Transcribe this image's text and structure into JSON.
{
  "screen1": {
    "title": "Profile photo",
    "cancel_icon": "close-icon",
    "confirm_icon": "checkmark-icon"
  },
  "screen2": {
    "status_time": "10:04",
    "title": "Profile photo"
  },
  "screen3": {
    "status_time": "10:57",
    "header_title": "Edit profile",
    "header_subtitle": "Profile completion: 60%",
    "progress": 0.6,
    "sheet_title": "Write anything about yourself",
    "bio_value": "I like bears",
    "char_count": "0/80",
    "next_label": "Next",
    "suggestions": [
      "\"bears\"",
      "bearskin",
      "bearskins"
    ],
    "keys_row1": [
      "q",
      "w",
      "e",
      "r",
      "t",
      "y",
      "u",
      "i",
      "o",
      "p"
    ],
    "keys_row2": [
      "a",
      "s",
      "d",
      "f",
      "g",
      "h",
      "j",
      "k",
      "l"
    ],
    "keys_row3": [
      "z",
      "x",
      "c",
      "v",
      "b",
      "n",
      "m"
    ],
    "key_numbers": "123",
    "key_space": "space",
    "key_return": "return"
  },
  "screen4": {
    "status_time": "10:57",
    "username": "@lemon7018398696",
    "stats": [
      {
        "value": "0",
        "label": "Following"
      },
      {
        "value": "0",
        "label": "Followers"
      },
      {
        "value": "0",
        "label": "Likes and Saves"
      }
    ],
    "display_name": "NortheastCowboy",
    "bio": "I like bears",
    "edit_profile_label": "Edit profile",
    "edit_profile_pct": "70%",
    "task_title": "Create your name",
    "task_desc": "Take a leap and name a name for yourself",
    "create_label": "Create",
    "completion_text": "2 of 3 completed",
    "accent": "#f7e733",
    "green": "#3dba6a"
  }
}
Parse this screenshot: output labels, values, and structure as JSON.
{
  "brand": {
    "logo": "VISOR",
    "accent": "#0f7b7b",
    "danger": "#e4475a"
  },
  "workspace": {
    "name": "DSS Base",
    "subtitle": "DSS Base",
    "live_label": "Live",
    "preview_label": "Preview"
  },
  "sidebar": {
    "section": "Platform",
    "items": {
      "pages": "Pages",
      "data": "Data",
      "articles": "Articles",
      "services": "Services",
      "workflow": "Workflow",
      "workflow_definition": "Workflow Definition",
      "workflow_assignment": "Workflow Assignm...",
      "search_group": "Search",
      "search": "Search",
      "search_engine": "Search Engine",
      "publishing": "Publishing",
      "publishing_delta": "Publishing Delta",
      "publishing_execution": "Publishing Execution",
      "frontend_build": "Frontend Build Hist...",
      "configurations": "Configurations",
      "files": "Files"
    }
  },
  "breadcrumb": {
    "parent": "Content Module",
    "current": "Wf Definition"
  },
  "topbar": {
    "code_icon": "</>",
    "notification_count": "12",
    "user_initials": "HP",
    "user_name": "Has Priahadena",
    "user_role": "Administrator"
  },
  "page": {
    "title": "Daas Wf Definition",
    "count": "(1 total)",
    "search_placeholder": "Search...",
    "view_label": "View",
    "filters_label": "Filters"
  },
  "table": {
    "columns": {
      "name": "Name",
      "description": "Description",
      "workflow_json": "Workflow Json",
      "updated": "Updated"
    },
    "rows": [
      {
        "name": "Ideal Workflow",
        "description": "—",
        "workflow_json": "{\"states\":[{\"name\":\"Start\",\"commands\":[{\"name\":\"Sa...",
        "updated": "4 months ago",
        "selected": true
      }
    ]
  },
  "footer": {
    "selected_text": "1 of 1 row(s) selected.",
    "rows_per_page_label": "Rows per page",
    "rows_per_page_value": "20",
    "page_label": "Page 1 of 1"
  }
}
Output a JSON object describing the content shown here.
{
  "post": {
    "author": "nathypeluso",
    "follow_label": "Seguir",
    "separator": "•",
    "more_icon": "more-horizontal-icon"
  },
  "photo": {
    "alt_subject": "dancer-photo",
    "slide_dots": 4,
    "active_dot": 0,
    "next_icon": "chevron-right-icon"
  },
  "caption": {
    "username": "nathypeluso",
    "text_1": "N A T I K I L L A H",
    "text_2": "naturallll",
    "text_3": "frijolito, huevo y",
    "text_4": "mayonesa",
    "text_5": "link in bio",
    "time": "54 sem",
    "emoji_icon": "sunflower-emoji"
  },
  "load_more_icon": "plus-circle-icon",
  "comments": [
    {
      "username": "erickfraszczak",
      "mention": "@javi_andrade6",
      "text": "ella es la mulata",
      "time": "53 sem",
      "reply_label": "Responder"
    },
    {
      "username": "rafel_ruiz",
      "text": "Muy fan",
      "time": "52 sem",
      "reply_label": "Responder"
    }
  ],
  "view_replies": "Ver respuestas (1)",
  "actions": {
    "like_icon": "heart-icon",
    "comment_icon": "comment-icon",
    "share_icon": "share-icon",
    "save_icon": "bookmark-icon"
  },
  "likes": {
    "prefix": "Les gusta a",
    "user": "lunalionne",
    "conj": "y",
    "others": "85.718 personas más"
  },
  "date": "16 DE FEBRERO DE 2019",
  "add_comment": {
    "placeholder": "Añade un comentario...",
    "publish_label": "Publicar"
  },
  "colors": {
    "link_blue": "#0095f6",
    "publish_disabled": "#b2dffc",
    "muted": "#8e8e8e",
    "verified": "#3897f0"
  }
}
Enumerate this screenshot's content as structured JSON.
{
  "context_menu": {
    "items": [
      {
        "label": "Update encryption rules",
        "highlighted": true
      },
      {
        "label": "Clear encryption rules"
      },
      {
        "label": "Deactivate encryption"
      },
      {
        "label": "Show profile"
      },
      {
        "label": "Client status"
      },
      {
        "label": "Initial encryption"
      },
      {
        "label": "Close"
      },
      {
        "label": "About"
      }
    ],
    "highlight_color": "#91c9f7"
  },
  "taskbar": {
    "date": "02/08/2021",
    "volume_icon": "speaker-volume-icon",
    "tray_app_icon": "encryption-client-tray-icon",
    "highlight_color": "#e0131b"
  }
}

^^^^

Work required » Reproduce the entries above in full by retyping them exactly.

Completed exercise »
Transcribe this image's text and structure into JSON.
{
  "screen1": {
    "title": "Profile photo",
    "cancel_icon": "close-icon",
    "confirm_icon": "checkmark-icon"
  },
  "screen2": {
    "status_time": "10:04",
    "title": "Profile photo"
  },
  "screen3": {
    "status_time": "10:57",
    "header_title": "Edit profile",
    "header_subtitle": "Profile completion: 60%",
    "progress": 0.6,
    "sheet_title": "Write anything about yourself",
    "bio_value": "I like bears",
    "char_count": "0/80",
    "next_label": "Next",
    "suggestions": [
      "\"bears\"",
      "bearskin",
      "bearskins"
    ],
    "keys_row1": [
      "q",
      "w",
      "e",
      "r",
      "t",
      "y",
      "u",
      "i",
      "o",
      "p"
    ],
    "keys_row2": [
      "a",
      "s",
      "d",
      "f",
      "g",
      "h",
      "j",
      "k",
      "l"
    ],
    "keys_row3": [
      "z",
      "x",
      "c",
      "v",
      "b",
      "n",
      "m"
    ],
    "key_numbers": "123",
    "key_space": "space",
    "key_return": "return"
  },
  "screen4": {
    "status_time": "10:57",
    "username": "@lemon7018398696",
    "stats": [
      {
        "value": "0",
        "label": "Following"
      },
      {
        "value": "0",
        "label": "Followers"
      },
      {
        "value": "0",
        "label": "Likes and Saves"
      }
    ],
    "display_name": "NortheastCowboy",
    "bio": "I like bears",
    "edit_profile_label": "Edit profile",
    "edit_profile_pct": "70%",
    "task_title": "Create your name",
    "task_desc": "Take a leap and name a name for yourself",
    "create_label": "Create",
    "completion_text": "2 of 3 completed",
    "accent": "#f7e733",
    "green": "#3dba6a"
  }
}
Parse this screenshot: output labels, values, and structure as JSON.
{
  "brand": {
    "logo": "VISOR",
    "accent": "#0f7b7b",
    "danger": "#e4475a"
  },
  "workspace": {
    "name": "DSS Base",
    "subtitle": "DSS Base",
    "live_label": "Live",
    "preview_label": "Preview"
  },
  "sidebar": {
    "section": "Platform",
    "items": {
      "pages": "Pages",
      "data": "Data",
      "articles": "Articles",
      "services": "Services",
      "workflow": "Workflow",
      "workflow_definition": "Workflow Definition",
      "workflow_assignment": "Workflow Assignm...",
      "search_group": "Search",
      "search": "Search",
      "search_engine": "Search Engine",
      "publishing": "Publishing",
      "publishing_delta": "Publishing Delta",
      "publishing_execution": "Publishing Execution",
      "frontend_build": "Frontend Build Hist...",
      "configurations": "Configurations",
      "files": "Files"
    }
  },
  "breadcrumb": {
    "parent": "Content Module",
    "current": "Wf Definition"
  },
  "topbar": {
    "code_icon": "</>",
    "notification_count": "12",
    "user_initials": "HP",
    "user_name": "Has Priahadena",
    "user_role": "Administrator"
  },
  "page": {
    "title": "Daas Wf Definition",
    "count": "(1 total)",
    "search_placeholder": "Search...",
    "view_label": "View",
    "filters_label": "Filters"
  },
  "table": {
    "columns": {
      "name": "Name",
      "description": "Description",
      "workflow_json": "Workflow Json",
      "updated": "Updated"
    },
    "rows": [
      {
        "name": "Ideal Workflow",
        "description": "—",
        "workflow_json": "{\"states\":[{\"name\":\"Start\",\"commands\":[{\"name\":\"Sa...",
        "updated": "4 months ago",
        "selected": true
      }
    ]
  },
  "footer": {
    "selected_text": "1 of 1 row(s) selected.",
    "rows_per_page_label": "Rows per page",
    "rows_per_page_value": "20",
    "page_label": "Page 1 of 1"
  }
}
Output a JSON object describing the content shown here.
{
  "post": {
    "author": "nathypeluso",
    "follow_label": "Seguir",
    "separator": "•",
    "more_icon": "more-horizontal-icon"
  },
  "photo": {
    "alt_subject": "dancer-photo",
    "slide_dots": 4,
    "active_dot": 0,
    "next_icon": "chevron-right-icon"
  },
  "caption": {
    "username": "nathypeluso",
    "text_1": "N A T I K I L L A H",
    "text_2": "naturallll",
    "text_3": "frijolito, huevo y",
    "text_4": "mayonesa",
    "text_5": "link in bio",
    "time": "54 sem",
    "emoji_icon": "sunflower-emoji"
  },
  "load_more_icon": "plus-circle-icon",
  "comments": [
    {
      "username": "erickfraszczak",
      "mention": "@javi_andrade6",
      "text": "ella es la mulata",
      "time": "53 sem",
      "reply_label": "Responder"
    },
    {
      "username": "rafel_ruiz",
      "text": "Muy fan",
      "time": "52 sem",
      "reply_label": "Responder"
    }
  ],
  "view_replies": "Ver respuestas (1)",
  "actions": {
    "like_icon": "heart-icon",
    "comment_icon": "comment-icon",
    "share_icon": "share-icon",
    "save_icon": "bookmark-icon"
  },
  "likes": {
    "prefix": "Les gusta a",
    "user": "lunalionne",
    "conj": "y",
    "others": "85.718 personas más"
  },
  "date": "16 DE FEBRERO DE 2019",
  "add_comment": {
    "placeholder": "Añade un comentario...",
    "publish_label": "Publicar"
  },
  "colors": {
    "link_blue": "#0095f6",
    "publish_disabled": "#b2dffc",
    "muted": "#8e8e8e",
    "verified": "#3897f0"
  }
}
Enumerate this screenshot's content as structured JSON.
{
  "context_menu": {
    "items": [
      {
        "label": "Update encryption rules",
        "highlighted": true
      },
      {
        "label": "Clear encryption rules"
      },
      {
        "label": "Deactivate encryption"
      },
      {
        "label": "Show profile"
      },
      {
        "label": "Client status"
      },
      {
        "label": "Initial encryption"
      },
      {
        "label": "Close"
      },
      {
        "label": "About"
      }
    ],
    "highlight_color": "#91c9f7"
  },
  "taskbar": {
    "date": "02/08/2021",
    "volume_icon": "speaker-volume-icon",
    "tray_app_icon": "encryption-client-tray-icon",
    "highlight_color": "#e0131b"
  }
}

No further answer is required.